— start Supplied material —
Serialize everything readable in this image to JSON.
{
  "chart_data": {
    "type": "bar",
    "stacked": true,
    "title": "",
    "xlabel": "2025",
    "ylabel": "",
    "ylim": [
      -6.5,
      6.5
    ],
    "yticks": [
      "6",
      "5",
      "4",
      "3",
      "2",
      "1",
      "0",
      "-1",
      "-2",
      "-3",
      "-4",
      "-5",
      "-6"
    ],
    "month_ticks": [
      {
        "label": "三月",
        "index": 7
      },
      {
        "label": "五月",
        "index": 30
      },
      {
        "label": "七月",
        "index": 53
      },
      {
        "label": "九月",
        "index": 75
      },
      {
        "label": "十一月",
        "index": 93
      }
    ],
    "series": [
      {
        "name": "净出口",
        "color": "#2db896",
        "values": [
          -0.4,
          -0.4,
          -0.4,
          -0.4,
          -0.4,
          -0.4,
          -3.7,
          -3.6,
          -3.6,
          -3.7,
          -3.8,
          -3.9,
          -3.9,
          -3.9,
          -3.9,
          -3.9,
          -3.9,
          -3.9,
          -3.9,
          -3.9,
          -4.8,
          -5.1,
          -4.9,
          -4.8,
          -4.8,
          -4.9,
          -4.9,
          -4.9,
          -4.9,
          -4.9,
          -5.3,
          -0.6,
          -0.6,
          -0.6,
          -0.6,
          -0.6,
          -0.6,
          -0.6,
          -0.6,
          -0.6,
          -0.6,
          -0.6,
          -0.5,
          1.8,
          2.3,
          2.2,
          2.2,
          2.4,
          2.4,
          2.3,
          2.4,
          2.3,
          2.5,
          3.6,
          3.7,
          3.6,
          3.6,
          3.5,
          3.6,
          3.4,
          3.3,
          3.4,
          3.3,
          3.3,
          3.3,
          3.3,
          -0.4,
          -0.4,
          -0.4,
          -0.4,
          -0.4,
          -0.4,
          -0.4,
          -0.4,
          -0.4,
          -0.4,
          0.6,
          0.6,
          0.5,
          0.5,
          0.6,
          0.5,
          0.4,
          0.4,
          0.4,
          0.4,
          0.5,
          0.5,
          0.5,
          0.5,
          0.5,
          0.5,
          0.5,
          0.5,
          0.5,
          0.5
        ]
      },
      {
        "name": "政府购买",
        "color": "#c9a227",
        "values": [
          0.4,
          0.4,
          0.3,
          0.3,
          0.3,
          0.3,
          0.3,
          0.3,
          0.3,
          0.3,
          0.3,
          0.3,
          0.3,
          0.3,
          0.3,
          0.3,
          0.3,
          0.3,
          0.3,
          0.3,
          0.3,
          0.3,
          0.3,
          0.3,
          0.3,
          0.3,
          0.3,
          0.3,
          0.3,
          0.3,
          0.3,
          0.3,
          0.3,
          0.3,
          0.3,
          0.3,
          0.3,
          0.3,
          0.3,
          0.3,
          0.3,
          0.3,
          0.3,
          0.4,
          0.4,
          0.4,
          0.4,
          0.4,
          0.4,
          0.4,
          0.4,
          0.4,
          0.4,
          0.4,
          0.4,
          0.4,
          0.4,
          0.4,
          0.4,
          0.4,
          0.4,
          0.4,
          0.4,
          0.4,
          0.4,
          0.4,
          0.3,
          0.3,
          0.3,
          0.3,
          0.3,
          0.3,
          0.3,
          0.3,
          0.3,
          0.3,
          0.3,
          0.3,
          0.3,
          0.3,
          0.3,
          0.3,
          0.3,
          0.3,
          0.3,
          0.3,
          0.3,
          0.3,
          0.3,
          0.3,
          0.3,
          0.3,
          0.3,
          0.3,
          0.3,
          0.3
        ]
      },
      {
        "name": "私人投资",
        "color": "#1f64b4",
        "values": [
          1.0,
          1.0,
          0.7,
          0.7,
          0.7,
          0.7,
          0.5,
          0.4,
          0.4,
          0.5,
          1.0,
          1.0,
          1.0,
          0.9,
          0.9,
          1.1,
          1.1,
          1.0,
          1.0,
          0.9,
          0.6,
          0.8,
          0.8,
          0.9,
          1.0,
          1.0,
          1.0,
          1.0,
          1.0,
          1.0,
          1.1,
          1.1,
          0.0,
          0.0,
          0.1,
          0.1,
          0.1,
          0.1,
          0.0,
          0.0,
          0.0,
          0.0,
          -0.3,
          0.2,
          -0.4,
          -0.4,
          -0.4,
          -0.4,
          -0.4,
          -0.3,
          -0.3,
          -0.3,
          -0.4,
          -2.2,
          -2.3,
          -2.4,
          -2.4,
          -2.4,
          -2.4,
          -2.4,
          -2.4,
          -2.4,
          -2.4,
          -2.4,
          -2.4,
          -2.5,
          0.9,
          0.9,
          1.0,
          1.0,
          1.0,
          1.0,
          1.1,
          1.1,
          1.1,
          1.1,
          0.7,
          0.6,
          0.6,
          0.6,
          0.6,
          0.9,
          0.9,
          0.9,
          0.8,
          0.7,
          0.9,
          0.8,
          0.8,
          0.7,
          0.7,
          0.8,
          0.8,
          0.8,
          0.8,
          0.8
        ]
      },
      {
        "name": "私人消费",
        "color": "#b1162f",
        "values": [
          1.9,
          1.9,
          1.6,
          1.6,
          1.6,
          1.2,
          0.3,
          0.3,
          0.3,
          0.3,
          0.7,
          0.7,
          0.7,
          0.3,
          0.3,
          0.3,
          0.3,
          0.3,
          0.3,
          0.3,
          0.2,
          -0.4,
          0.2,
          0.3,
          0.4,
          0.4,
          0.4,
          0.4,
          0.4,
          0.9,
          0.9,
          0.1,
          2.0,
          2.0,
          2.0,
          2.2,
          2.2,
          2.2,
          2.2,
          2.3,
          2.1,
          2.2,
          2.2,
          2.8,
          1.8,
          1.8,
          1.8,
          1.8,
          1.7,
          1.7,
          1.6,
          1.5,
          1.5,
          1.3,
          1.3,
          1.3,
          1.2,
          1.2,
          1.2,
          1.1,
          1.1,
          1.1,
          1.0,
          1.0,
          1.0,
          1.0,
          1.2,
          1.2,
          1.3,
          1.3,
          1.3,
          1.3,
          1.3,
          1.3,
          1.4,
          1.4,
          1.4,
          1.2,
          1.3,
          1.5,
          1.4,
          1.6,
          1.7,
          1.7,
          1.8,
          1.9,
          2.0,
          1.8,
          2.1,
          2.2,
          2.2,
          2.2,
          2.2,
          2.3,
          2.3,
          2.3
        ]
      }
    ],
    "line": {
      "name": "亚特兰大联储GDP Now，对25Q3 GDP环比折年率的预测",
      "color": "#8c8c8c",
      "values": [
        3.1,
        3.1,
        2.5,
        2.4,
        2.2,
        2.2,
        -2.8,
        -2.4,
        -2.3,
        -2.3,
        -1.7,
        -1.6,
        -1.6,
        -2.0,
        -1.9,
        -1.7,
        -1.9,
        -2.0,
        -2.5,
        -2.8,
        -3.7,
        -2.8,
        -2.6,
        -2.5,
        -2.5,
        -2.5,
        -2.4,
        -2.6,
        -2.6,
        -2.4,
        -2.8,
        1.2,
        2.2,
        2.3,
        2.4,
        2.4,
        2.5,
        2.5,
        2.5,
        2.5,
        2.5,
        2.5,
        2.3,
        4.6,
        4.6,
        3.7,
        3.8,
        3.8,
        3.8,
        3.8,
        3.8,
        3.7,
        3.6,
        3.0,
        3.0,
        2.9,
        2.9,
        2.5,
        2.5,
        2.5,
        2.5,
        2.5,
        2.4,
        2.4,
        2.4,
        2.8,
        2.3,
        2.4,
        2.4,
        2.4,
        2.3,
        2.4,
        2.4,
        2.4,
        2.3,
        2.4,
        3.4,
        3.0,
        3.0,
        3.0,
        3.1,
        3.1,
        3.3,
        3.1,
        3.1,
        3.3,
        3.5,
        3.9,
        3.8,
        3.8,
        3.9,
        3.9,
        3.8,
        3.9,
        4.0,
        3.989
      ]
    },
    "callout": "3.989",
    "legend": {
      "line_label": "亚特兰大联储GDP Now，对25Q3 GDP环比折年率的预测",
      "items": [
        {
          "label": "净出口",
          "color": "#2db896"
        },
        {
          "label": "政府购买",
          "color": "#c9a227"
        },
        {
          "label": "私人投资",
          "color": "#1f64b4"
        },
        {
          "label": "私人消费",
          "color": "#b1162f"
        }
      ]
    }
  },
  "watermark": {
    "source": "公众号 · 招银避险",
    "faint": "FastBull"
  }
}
— end Supplied material —
Goal = Identify every line above that includes the word "index", and show those lines.

In response =
        "index": 7
        "index": 30
        "index": 53
        "index": 75
        "index": 93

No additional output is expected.